▶ **RAW DATA**:
=====

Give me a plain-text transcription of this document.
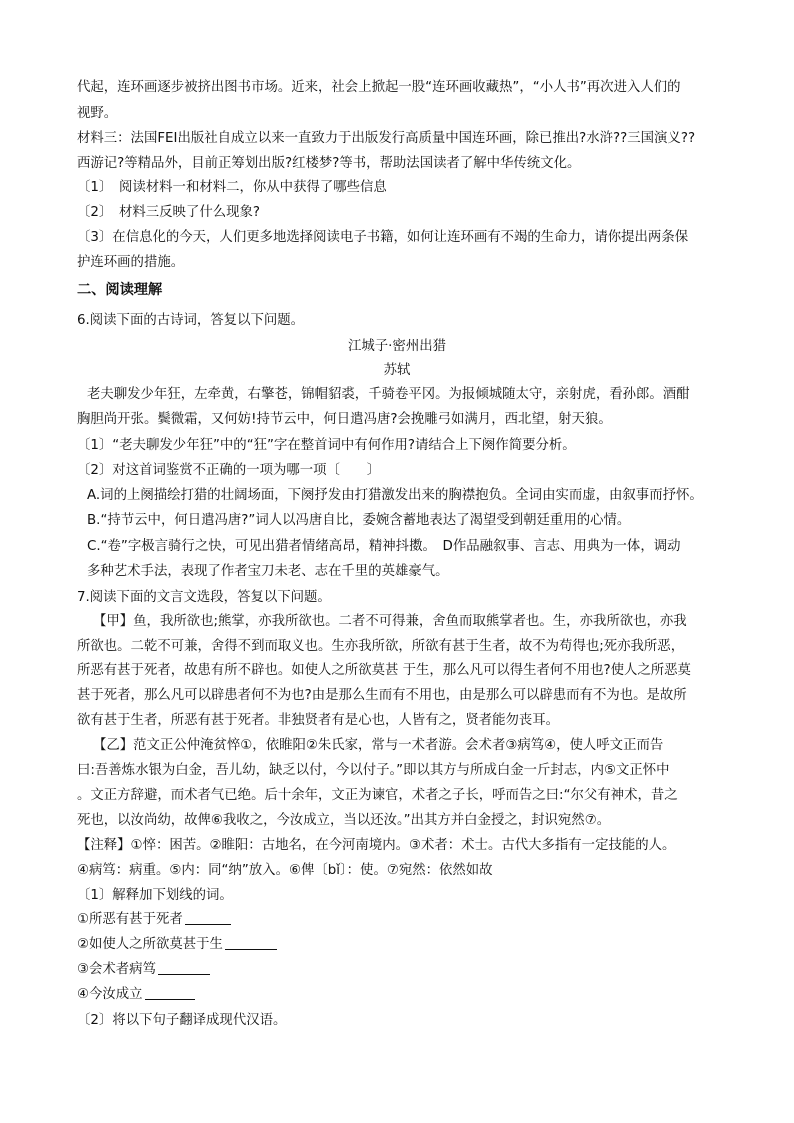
代起，连环画逐步被挤出图书市场。近来，社会上掀起一股“连环画收藏热”，“小人书”再次进入人们的
视野。
材料三：法国FEI出版社自成立以来一直致力于出版发行高质量中国连环画，除已推出?水浒??三国演义??
西游记?等精品外，目前正筹划出版?红楼梦?等书，帮助法国读者了解中华传统文化。
〔1〕　阅读材料一和材料二，你从中获得了哪些信息
〔2〕　材料三反映了什么现象?
〔3〕在信息化的今天，人们更多地选择阅读电子书籍，如何让连环画有不竭的生命力，请你提出两条保
护连环画的措施。
二、阅读理解
6.阅读下面的古诗词，答复以下问题。
江城子·密州出猎
苏轼
老夫聊发少年狂，左牵黄，右擎苍，锦帽貂裘，千骑卷平冈。为报倾城随太守，亲射虎，看孙郎。酒酣
胸胆尚开张。鬓微霜，又何妨!持节云中，何日遣冯唐?会挽雕弓如满月，西北望，射天狼。
〔1〕“老夫聊发少年狂”中的“狂”字在整首词中有何作用?请结合上下阕作简要分析。
〔2〕对这首词鉴赏不正确的一项为哪一项〔　　〕
A.词的上阕描绘打猎的壮阔场面，下阕抒发由打猎激发出来的胸襟抱负。全词由实而虚，由叙事而抒怀。
B.“持节云中，何日遣冯唐?”词人以冯唐自比，委婉含蓄地表达了渴望受到朝廷重用的心情。
C.“卷”字极言骑行之快，可见出猎者情绪高昂，精神抖擞。　D作品融叙事、言志、用典为一体，调动
多种艺术手法，表现了作者宝刀未老、志在千里的英雄豪气。
7.阅读下面的文言文选段，答复以下问题。
【甲】鱼，我所欲也;熊掌，亦我所欲也。二者不可得兼，舍鱼而取熊掌者也。生，亦我所欲也，亦我
所欲也。二乾不可兼，舍得不到而取义也。生亦我所欲，所欲有甚于生者，故不为苟得也;死亦我所恶，
所恶有甚于死者，故患有所不辟也。如使人之所欲莫甚 于生，那么凡可以得生者何不用也?使人之所恶莫
甚于死者，那么凡可以辟患者何不为也?由是那么生而有不用也，由是那么可以辟患而有不为也。是故所
欲有甚于生者，所恶有甚于死者。非独贤者有是心也，人皆有之，贤者能勿丧耳。
【乙】范文正公仲淹贫悴①，依睢阳②朱氏家，常与一术者游。会术者③病笃④，使人呼文正而告
曰:吾善炼水银为白金，吾儿幼，缺乏以付，今以付子。”即以其方与所成白金一斤封志，内⑤文正怀中
。文正方辞避，而术者气已绝。后十余年，文正为谏官，术者之子长，呼而告之曰:“尔父有神术，昔之
死也，以汝尚幼，故俾⑥我收之，今汝成立，当以还汝。”出其方并白金授之，封识宛然⑦。
【注释】①悴：困苦。②睢阳：古地名，在今河南境内。③术者：术士。古代大多指有一定技能的人。
④病笃：病重。⑤内：同“纳”放入。⑥俾〔bǐ〕：使。⑦宛然：依然如故
〔1〕解释加下划线的词。
①所恶有甚于死者
②如使人之所欲莫甚于生
③会术者病笃
④今汝成立
〔2〕将以下句子翻译成现代汉语。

=====

▶ **TASK TO COMPLETE**:
Quote the material word for word, dropping any images it holds.

▶ **COMPLETE ANSWER**:
Give me a plain-text transcription of this document.
代起，连环画逐步被挤出图书市场。近来，社会上掀起一股“连环画收藏热”，“小人书”再次进入人们的
视野。
材料三：法国FEI出版社自成立以来一直致力于出版发行高质量中国连环画，除已推出?水浒??三国演义??
西游记?等精品外，目前正筹划出版?红楼梦?等书，帮助法国读者了解中华传统文化。
〔1〕　阅读材料一和材料二，你从中获得了哪些信息
〔2〕　材料三反映了什么现象?
〔3〕在信息化的今天，人们更多地选择阅读电子书籍，如何让连环画有不竭的生命力，请你提出两条保
护连环画的措施。
二、阅读理解
6.阅读下面的古诗词，答复以下问题。
江城子·密州出猎
苏轼
老夫聊发少年狂，左牵黄，右擎苍，锦帽貂裘，千骑卷平冈。为报倾城随太守，亲射虎，看孙郎。酒酣
胸胆尚开张。鬓微霜，又何妨!持节云中，何日遣冯唐?会挽雕弓如满月，西北望，射天狼。
〔1〕“老夫聊发少年狂”中的“狂”字在整首词中有何作用?请结合上下阕作简要分析。
〔2〕对这首词鉴赏不正确的一项为哪一项〔　　〕
A.词的上阕描绘打猎的壮阔场面，下阕抒发由打猎激发出来的胸襟抱负。全词由实而虚，由叙事而抒怀。
B.“持节云中，何日遣冯唐?”词人以冯唐自比，委婉含蓄地表达了渴望受到朝廷重用的心情。
C.“卷”字极言骑行之快，可见出猎者情绪高昂，精神抖擞。　D作品融叙事、言志、用典为一体，调动
多种艺术手法，表现了作者宝刀未老、志在千里的英雄豪气。
7.阅读下面的文言文选段，答复以下问题。
【甲】鱼，我所欲也;熊掌，亦我所欲也。二者不可得兼，舍鱼而取熊掌者也。生，亦我所欲也，亦我
所欲也。二乾不可兼，舍得不到而取义也。生亦我所欲，所欲有甚于生者，故不为苟得也;死亦我所恶，
所恶有甚于死者，故患有所不辟也。如使人之所欲莫甚 于生，那么凡可以得生者何不用也?使人之所恶莫
甚于死者，那么凡可以辟患者何不为也?由是那么生而有不用也，由是那么可以辟患而有不为也。是故所
欲有甚于生者，所恶有甚于死者。非独贤者有是心也，人皆有之，贤者能勿丧耳。
【乙】范文正公仲淹贫悴①，依睢阳②朱氏家，常与一术者游。会术者③病笃④，使人呼文正而告
曰:吾善炼水银为白金，吾儿幼，缺乏以付，今以付子。”即以其方与所成白金一斤封志，内⑤文正怀中
。文正方辞避，而术者气已绝。后十余年，文正为谏官，术者之子长，呼而告之曰:“尔父有神术，昔之
死也，以汝尚幼，故俾⑥我收之，今汝成立，当以还汝。”出其方并白金授之，封识宛然⑦。
【注释】①悴：困苦。②睢阳：古地名，在今河南境内。③术者：术士。古代大多指有一定技能的人。
④病笃：病重。⑤内：同“纳”放入。⑥俾〔bǐ〕：使。⑦宛然：依然如故
〔1〕解释加下划线的词。
①所恶有甚于死者
②如使人之所欲莫甚于生
③会术者病笃
④今汝成立
〔2〕将以下句子翻译成现代汉语。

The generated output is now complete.